SUPPLIED ENTRIES:
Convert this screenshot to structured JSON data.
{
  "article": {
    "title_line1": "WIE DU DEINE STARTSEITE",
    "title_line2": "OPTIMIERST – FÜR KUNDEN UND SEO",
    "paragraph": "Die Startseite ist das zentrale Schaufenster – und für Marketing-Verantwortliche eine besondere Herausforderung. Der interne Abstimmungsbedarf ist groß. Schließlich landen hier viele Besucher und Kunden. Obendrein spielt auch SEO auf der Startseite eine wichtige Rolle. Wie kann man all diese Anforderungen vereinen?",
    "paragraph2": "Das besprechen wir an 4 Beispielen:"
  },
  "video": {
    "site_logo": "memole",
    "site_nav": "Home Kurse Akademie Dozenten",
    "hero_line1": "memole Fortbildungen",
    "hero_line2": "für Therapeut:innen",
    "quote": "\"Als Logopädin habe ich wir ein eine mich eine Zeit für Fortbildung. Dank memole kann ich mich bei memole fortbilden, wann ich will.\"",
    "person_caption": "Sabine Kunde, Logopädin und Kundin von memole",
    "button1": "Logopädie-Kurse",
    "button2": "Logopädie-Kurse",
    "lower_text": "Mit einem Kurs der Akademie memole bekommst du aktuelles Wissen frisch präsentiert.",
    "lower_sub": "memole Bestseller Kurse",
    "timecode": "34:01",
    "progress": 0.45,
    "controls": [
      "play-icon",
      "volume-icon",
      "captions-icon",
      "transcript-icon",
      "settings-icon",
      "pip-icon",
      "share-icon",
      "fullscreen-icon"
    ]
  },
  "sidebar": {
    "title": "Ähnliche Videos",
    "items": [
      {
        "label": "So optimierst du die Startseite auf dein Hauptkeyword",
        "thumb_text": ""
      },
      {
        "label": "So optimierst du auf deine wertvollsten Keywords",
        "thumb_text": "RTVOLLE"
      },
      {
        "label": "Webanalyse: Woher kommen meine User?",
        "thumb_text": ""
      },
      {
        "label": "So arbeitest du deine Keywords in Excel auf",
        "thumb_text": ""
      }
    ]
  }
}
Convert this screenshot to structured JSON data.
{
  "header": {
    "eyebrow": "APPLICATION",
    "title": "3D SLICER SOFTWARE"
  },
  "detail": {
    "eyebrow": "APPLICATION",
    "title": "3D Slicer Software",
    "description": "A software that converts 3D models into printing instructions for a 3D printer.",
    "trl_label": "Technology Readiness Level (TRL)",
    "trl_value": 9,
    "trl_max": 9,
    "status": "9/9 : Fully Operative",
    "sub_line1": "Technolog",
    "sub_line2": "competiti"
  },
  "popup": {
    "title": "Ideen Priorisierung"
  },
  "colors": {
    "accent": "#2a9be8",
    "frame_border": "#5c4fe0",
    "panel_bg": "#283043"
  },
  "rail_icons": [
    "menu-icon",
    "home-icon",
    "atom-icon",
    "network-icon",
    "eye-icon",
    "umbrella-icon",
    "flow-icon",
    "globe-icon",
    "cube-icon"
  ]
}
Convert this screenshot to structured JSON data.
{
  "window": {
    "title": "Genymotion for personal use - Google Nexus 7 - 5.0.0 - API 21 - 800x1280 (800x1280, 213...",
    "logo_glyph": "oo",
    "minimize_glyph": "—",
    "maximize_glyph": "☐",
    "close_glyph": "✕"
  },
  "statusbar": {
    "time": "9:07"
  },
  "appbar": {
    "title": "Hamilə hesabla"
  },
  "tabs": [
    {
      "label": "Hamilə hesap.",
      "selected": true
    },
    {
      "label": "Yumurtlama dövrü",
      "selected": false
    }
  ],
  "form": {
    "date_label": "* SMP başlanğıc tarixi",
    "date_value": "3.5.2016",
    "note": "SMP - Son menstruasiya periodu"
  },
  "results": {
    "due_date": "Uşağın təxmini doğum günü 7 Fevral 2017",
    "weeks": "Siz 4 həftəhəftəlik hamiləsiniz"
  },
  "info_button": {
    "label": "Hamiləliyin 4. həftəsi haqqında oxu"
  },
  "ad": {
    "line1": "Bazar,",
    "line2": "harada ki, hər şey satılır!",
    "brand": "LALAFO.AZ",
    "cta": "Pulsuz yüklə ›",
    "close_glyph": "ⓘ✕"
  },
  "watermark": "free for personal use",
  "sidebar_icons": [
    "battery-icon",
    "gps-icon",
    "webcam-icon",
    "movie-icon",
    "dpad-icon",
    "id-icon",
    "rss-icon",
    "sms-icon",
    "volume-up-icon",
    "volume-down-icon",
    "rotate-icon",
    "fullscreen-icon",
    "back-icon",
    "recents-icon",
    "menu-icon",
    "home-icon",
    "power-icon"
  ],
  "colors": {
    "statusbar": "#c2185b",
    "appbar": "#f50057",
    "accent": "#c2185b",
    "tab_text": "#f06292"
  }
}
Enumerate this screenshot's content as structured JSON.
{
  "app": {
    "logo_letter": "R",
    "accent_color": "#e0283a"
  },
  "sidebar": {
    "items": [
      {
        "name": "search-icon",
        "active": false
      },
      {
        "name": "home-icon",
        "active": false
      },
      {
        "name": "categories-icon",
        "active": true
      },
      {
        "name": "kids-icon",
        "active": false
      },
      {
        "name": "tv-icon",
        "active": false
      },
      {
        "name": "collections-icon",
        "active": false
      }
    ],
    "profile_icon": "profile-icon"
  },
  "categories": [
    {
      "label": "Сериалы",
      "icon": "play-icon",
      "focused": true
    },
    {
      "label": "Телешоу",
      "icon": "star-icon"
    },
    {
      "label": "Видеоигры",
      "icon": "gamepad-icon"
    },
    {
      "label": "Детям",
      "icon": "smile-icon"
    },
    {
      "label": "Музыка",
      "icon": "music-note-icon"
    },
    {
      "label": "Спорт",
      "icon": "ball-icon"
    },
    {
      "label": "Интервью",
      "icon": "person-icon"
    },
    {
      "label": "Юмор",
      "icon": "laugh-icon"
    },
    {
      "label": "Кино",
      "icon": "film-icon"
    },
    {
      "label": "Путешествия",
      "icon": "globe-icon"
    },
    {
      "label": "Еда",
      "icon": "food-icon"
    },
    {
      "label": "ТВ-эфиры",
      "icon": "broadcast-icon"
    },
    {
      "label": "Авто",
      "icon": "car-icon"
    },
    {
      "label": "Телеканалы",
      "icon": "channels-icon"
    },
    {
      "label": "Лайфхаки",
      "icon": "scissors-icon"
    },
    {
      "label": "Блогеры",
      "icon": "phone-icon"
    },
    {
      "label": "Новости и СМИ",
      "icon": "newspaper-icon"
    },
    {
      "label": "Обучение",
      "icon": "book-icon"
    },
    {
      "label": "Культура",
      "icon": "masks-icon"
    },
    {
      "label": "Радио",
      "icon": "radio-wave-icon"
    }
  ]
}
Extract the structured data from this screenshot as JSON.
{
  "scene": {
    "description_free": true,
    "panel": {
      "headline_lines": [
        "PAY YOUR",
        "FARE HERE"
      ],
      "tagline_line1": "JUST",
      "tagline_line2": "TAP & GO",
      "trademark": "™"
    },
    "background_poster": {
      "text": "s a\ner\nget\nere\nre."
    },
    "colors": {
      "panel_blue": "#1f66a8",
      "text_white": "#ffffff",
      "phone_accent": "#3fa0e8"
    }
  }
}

EXERCISE OBJECTIVE: Check each line of the records above for the string "Kurse", and report every line that has it.

TASK RESPONSE:
    "site_nav": "Home Kurse Akademie Dozenten",
    "button1": "Logopädie-Kurse",
    "button2": "Logopädie-Kurse",
    "lower_sub": "memole Bestseller Kurse",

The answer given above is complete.